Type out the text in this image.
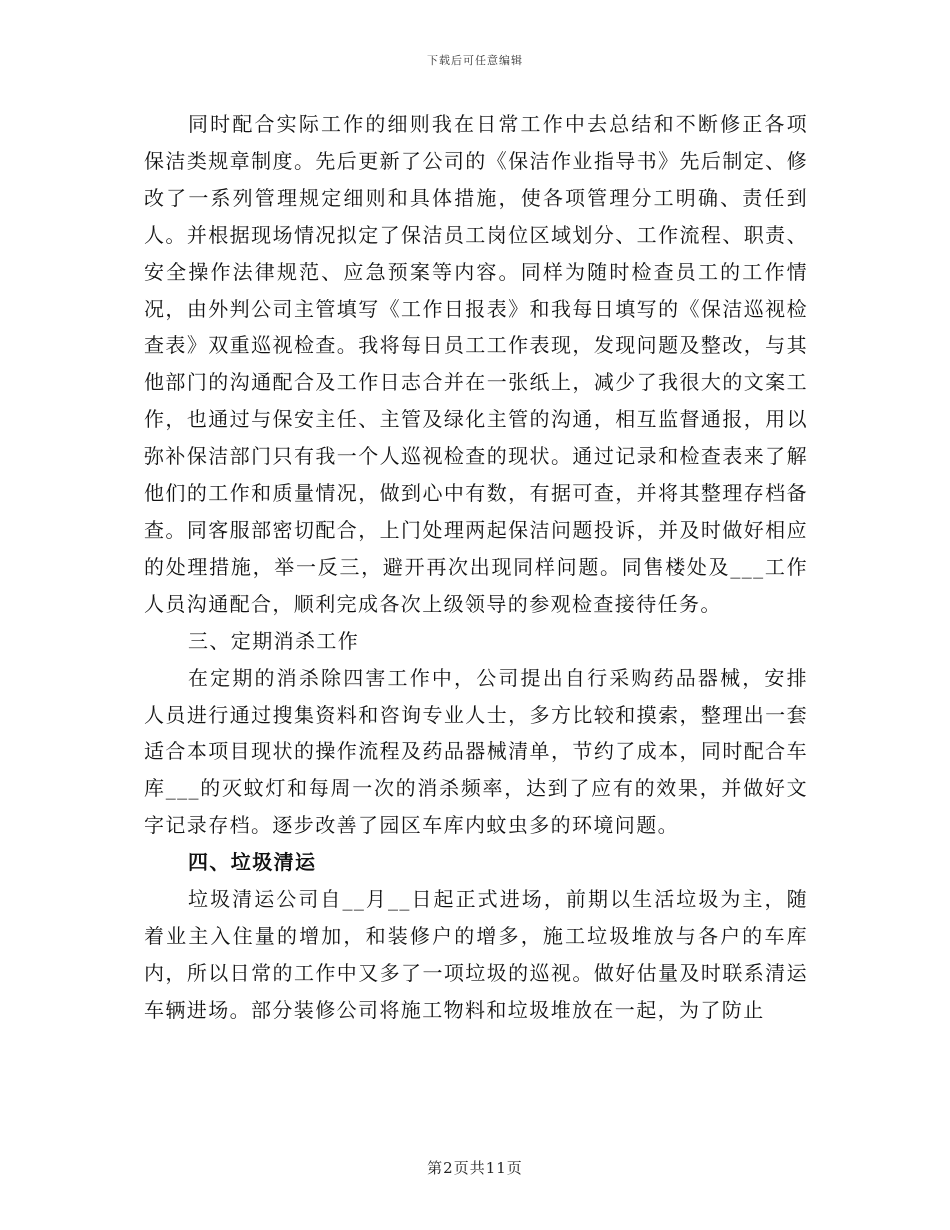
下载后可任意编辑

同时配合实际工作的细则我在日常工作中去总结和不断修正各项保洁类规章制度。先后更新了公司的《保洁作业指导书》先后制定、修改了一系列管理规定细则和具体措施，使各项管理分工明确、责任到人。并根据现场情况拟定了保洁员工岗位区域划分、工作流程、职责、安全操作法律规范、应急预案等内容。同样为随时检查员工的工作情况，由外判公司主管填写《工作日报表》和我每日填写的《保洁巡视检查表》双重巡视检查。我将每日员工工作表现，发现问题及整改，与其他部门的沟通配合及工作日志合并在一张纸上，减少了我很大的文案工作，也通过与保安主任、主管及绿化主管的沟通，相互监督通报，用以弥补保洁部门只有我一个人巡视检查的现状。通过记录和检查表来了解他们的工作和质量情况，做到心中有数，有据可查，并将其整理存档备查。同客服部密切配合，上门处理两起保洁问题投诉，并及时做好相应的处理措施，举一反三，避开再次出现同样问题。同售楼处及___工作人员沟通配合，顺利完成各次上级领导的参观检查接待任务。

三、定期消杀工作

在定期的消杀除四害工作中，公司提出自行采购药品器械，安排人员进行通过搜集资料和咨询专业人士，多方比较和摸索，整理出一套适合本项目现状的操作流程及药品器械清单，节约了成本，同时配合车库___的灭蚊灯和每周一次的消杀频率，达到了应有的效果，并做好文字记录存档。逐步改善了园区车库内蚊虫多的环境问题。

四、垃圾清运

垃圾清运公司自__月__日起正式进场，前期以生活垃圾为主，随着业主入住量的增加，和装修户的增多，施工垃圾堆放与各户的车库内，所以日常的工作中又多了一项垃圾的巡视。做好估量及时联系清运车辆进场。部分装修公司将施工物料和垃圾堆放在一起，为了防止

第2页共11页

Problem requirements:
Restate the whole listing above exactly, except for its images.

Solution:
Type out the text in this image.
下载后可任意编辑

同时配合实际工作的细则我在日常工作中去总结和不断修正各项保洁类规章制度。先后更新了公司的《保洁作业指导书》先后制定、修改了一系列管理规定细则和具体措施，使各项管理分工明确、责任到人。并根据现场情况拟定了保洁员工岗位区域划分、工作流程、职责、安全操作法律规范、应急预案等内容。同样为随时检查员工的工作情况，由外判公司主管填写《工作日报表》和我每日填写的《保洁巡视检查表》双重巡视检查。我将每日员工工作表现，发现问题及整改，与其他部门的沟通配合及工作日志合并在一张纸上，减少了我很大的文案工作，也通过与保安主任、主管及绿化主管的沟通，相互监督通报，用以弥补保洁部门只有我一个人巡视检查的现状。通过记录和检查表来了解他们的工作和质量情况，做到心中有数，有据可查，并将其整理存档备查。同客服部密切配合，上门处理两起保洁问题投诉，并及时做好相应的处理措施，举一反三，避开再次出现同样问题。同售楼处及___工作人员沟通配合，顺利完成各次上级领导的参观检查接待任务。

三、定期消杀工作

在定期的消杀除四害工作中，公司提出自行采购药品器械，安排人员进行通过搜集资料和咨询专业人士，多方比较和摸索，整理出一套适合本项目现状的操作流程及药品器械清单，节约了成本，同时配合车库___的灭蚊灯和每周一次的消杀频率，达到了应有的效果，并做好文字记录存档。逐步改善了园区车库内蚊虫多的环境问题。

四、垃圾清运

垃圾清运公司自__月__日起正式进场，前期以生活垃圾为主，随着业主入住量的增加，和装修户的增多，施工垃圾堆放与各户的车库内，所以日常的工作中又多了一项垃圾的巡视。做好估量及时联系清运车辆进场。部分装修公司将施工物料和垃圾堆放在一起，为了防止

第2页共11页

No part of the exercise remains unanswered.